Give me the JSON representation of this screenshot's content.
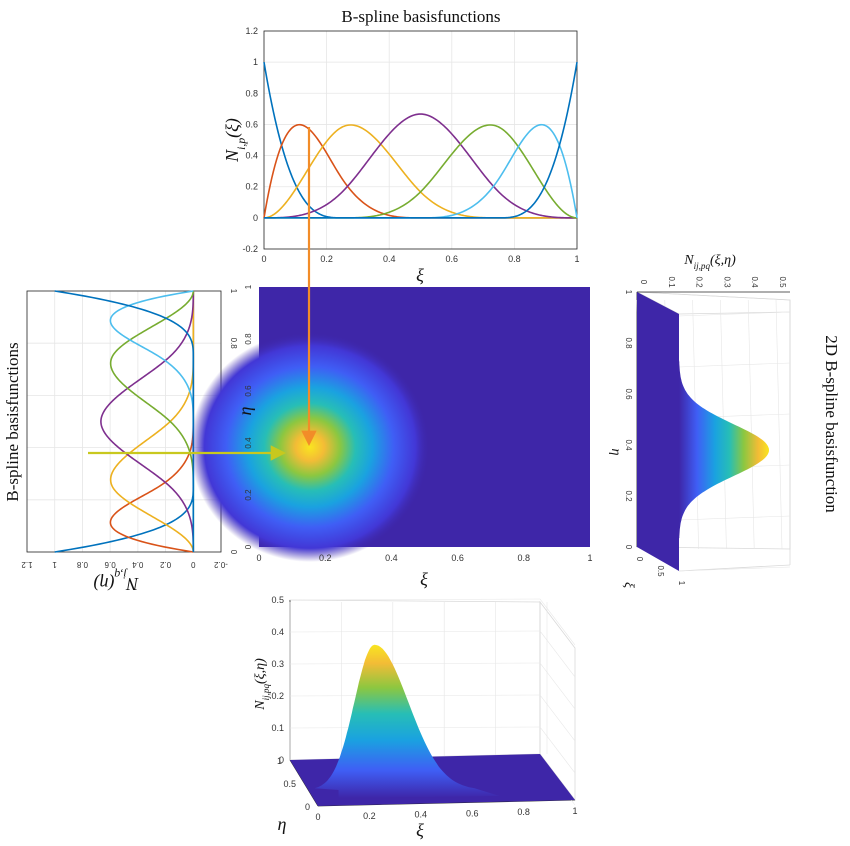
{
  "colors": {
    "series": [
      "#0072BD",
      "#D95319",
      "#EDB120",
      "#7E2F8E",
      "#77AC30",
      "#4DBEEE"
    ],
    "arrow_xi": "#F28C28",
    "arrow_eta": "#C8C81E",
    "surface_base": "#3E26A8",
    "axis_box": "#262626",
    "grid": "#E6E6E6"
  },
  "labels": {
    "top_title": "B-spline basisfunctions",
    "left_title": "B-spline basisfunctions",
    "right_title": "2D B-spline basisfunction",
    "top_ylabel": "N_{i,p}(ξ)",
    "top_xlabel": "ξ",
    "left_ylabel": "N_{j,q}(η)",
    "center_ylabel": "η",
    "center_xlabel": "ξ",
    "right_top_label": "N_{ij,pq}(ξ,η)",
    "right_eta_label": "η",
    "right_xi_label": "ξ",
    "bottom_zlabel": "N_{ij,pq}(ξ,η)",
    "bottom_eta_label": "η",
    "bottom_xi_label": "ξ"
  },
  "chart_data": [
    {
      "id": "top-basis",
      "type": "line",
      "title": "B-spline basisfunctions",
      "xlabel": "ξ",
      "ylabel": "N_{i,p}(ξ)",
      "xlim": [
        0,
        1
      ],
      "ylim": [
        -0.2,
        1.2
      ],
      "xticks": [
        "0",
        "0.2",
        "0.4",
        "0.6",
        "0.8",
        "1"
      ],
      "yticks": [
        "-0.2",
        "0",
        "0.2",
        "0.4",
        "0.6",
        "0.8",
        "1",
        "1.2"
      ],
      "grid": true,
      "knots": [
        0,
        0,
        0,
        0,
        0.25,
        0.5,
        0.75,
        1,
        1,
        1,
        1
      ],
      "degree": 3,
      "series_count": 6
    },
    {
      "id": "left-basis",
      "type": "line",
      "title": "B-spline basisfunctions",
      "ylabel": "N_{j,q}(η)",
      "orientation": "rotated, η on the vertical axis",
      "xlim": [
        -0.2,
        1.2
      ],
      "ylim": [
        0,
        1
      ],
      "value_ticks": [
        "-0.2",
        "0",
        "0.2",
        "0.4",
        "0.6",
        "0.8",
        "1",
        "1.2"
      ],
      "eta_ticks": [
        "0",
        "0.2",
        "0.4",
        "0.6",
        "0.8",
        "1"
      ],
      "grid": true,
      "knots": [
        0,
        0,
        0,
        0,
        0.25,
        0.5,
        0.75,
        1,
        1,
        1,
        1
      ],
      "degree": 3,
      "series_count": 6
    },
    {
      "id": "center-heatmap",
      "type": "heatmap",
      "xlabel": "ξ",
      "ylabel": "η",
      "xlim": [
        0,
        1
      ],
      "ylim": [
        0,
        1
      ],
      "xticks": [
        "0",
        "0.2",
        "0.4",
        "0.6",
        "0.8",
        "1"
      ],
      "yticks": [
        "0",
        "0.2",
        "0.4",
        "0.6",
        "0.8",
        "1"
      ],
      "peak": {
        "xi": 0.15,
        "eta": 0.38,
        "value": 0.36
      }
    },
    {
      "id": "right-profile",
      "type": "area",
      "title": "2D B-spline basisfunction",
      "zlabel": "N_{ij,pq}(ξ,η)",
      "ylabel": "η",
      "xlabel": "ξ",
      "zticks": [
        "0",
        "0.1",
        "0.2",
        "0.3",
        "0.4",
        "0.5"
      ],
      "eta_ticks": [
        "0",
        "0.2",
        "0.4",
        "0.6",
        "0.8",
        "1"
      ],
      "xi_ticks": [
        "0",
        "0.5",
        "1"
      ],
      "peak_eta": 0.38,
      "peak_value": 0.36
    },
    {
      "id": "bottom-surface",
      "type": "area",
      "zlabel": "N_{ij,pq}(ξ,η)",
      "xlabel": "ξ",
      "ylabel": "η",
      "zlim": [
        0,
        0.5
      ],
      "zticks": [
        "0",
        "0.1",
        "0.2",
        "0.3",
        "0.4",
        "0.5"
      ],
      "xi_ticks": [
        "0",
        "0.2",
        "0.4",
        "0.6",
        "0.8",
        "1"
      ],
      "eta_ticks": [
        "0",
        "0.5",
        "1"
      ],
      "peak_xi": 0.15,
      "peak_value": 0.36
    }
  ]
}
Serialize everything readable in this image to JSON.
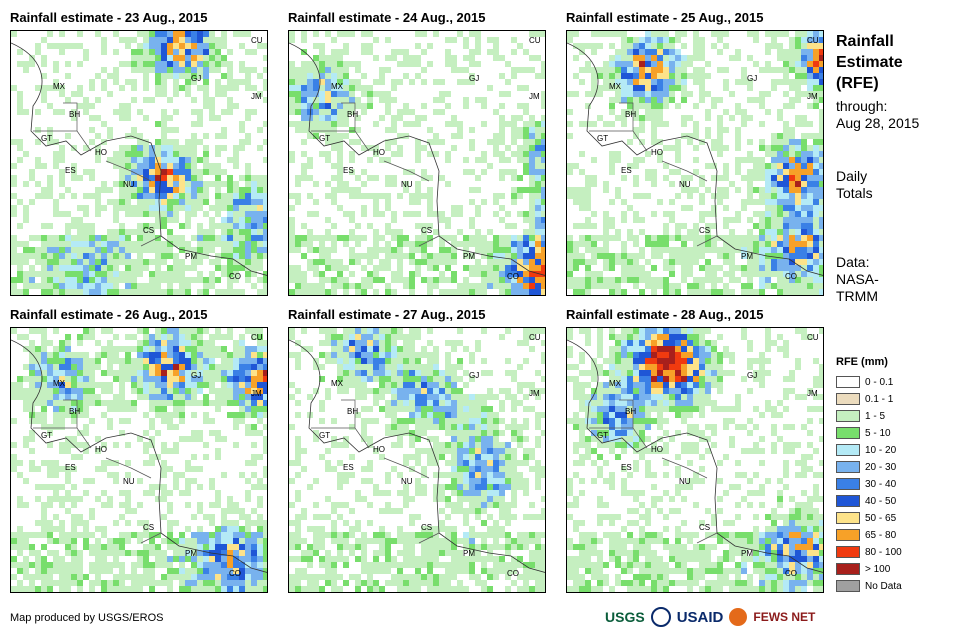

## Task to complete
Reproduce the whole listing above word for word, but not its pictures.

## Correct output
Give me the JSON representation of this screenshot's content.
{
  "colors": {
    "series": [
      "#0072BD",
      "#D95319",
      "#EDB120",
      "#7E2F8E",
      "#77AC30",
      "#4DBEEE"
    ],
    "arrow_xi": "#F28C28",
    "arrow_eta": "#C8C81E",
    "surface_base": "#3E26A8",
    "axis_box": "#262626",
    "grid": "#E6E6E6"
  },
  "labels": {
    "top_title": "B-spline basisfunctions",
    "left_title": "B-spline basisfunctions",
    "right_title": "2D B-spline basisfunction",
    "top_ylabel": "N_{i,p}(ξ)",
    "top_xlabel": "ξ",
    "left_ylabel": "N_{j,q}(η)",
    "center_ylabel": "η",
    "center_xlabel": "ξ",
    "right_top_label": "N_{ij,pq}(ξ,η)",
    "right_eta_label": "η",
    "right_xi_label": "ξ",
    "bottom_zlabel": "N_{ij,pq}(ξ,η)",
    "bottom_eta_label": "η",
    "bottom_xi_label": "ξ"
  },
  "chart_data": [
    {
      "id": "top-basis",
      "type": "line",
      "title": "B-spline basisfunctions",
      "xlabel": "ξ",
      "ylabel": "N_{i,p}(ξ)",
      "xlim": [
        0,
        1
      ],
      "ylim": [
        -0.2,
        1.2
      ],
      "xticks": [
        "0",
        "0.2",
        "0.4",
        "0.6",
        "0.8",
        "1"
      ],
      "yticks": [
        "-0.2",
        "0",
        "0.2",
        "0.4",
        "0.6",
        "0.8",
        "1",
        "1.2"
      ],
      "grid": true,
      "knots": [
        0,
        0,
        0,
        0,
        0.25,
        0.5,
        0.75,
        1,
        1,
        1,
        1
      ],
      "degree": 3,
      "series_count": 6
    },
    {
      "id": "left-basis",
      "type": "line",
      "title": "B-spline basisfunctions",
      "ylabel": "N_{j,q}(η)",
      "orientation": "rotated, η on the vertical axis",
      "xlim": [
        -0.2,
        1.2
      ],
      "ylim": [
        0,
        1
      ],
      "value_ticks": [
        "-0.2",
        "0",
        "0.2",
        "0.4",
        "0.6",
        "0.8",
        "1",
        "1.2"
      ],
      "eta_ticks": [
        "0",
        "0.2",
        "0.4",
        "0.6",
        "0.8",
        "1"
      ],
      "grid": true,
      "knots": [
        0,
        0,
        0,
        0,
        0.25,
        0.5,
        0.75,
        1,
        1,
        1,
        1
      ],
      "degree": 3,
      "series_count": 6
    },
    {
      "id": "center-heatmap",
      "type": "heatmap",
      "xlabel": "ξ",
      "ylabel": "η",
      "xlim": [
        0,
        1
      ],
      "ylim": [
        0,
        1
      ],
      "xticks": [
        "0",
        "0.2",
        "0.4",
        "0.6",
        "0.8",
        "1"
      ],
      "yticks": [
        "0",
        "0.2",
        "0.4",
        "0.6",
        "0.8",
        "1"
      ],
      "peak": {
        "xi": 0.15,
        "eta": 0.38,
        "value": 0.36
      }
    },
    {
      "id": "right-profile",
      "type": "area",
      "title": "2D B-spline basisfunction",
      "zlabel": "N_{ij,pq}(ξ,η)",
      "ylabel": "η",
      "xlabel": "ξ",
      "zticks": [
        "0",
        "0.1",
        "0.2",
        "0.3",
        "0.4",
        "0.5"
      ],
      "eta_ticks": [
        "0",
        "0.2",
        "0.4",
        "0.6",
        "0.8",
        "1"
      ],
      "xi_ticks": [
        "0",
        "0.5",
        "1"
      ],
      "peak_eta": 0.38,
      "peak_value": 0.36
    },
    {
      "id": "bottom-surface",
      "type": "area",
      "zlabel": "N_{ij,pq}(ξ,η)",
      "xlabel": "ξ",
      "ylabel": "η",
      "zlim": [
        0,
        0.5
      ],
      "zticks": [
        "0",
        "0.1",
        "0.2",
        "0.3",
        "0.4",
        "0.5"
      ],
      "xi_ticks": [
        "0",
        "0.2",
        "0.4",
        "0.6",
        "0.8",
        "1"
      ],
      "eta_ticks": [
        "0",
        "0.5",
        "1"
      ],
      "peak_xi": 0.15,
      "peak_value": 0.36
    }
  ]
}
Serialize everything readable in this image to JSON.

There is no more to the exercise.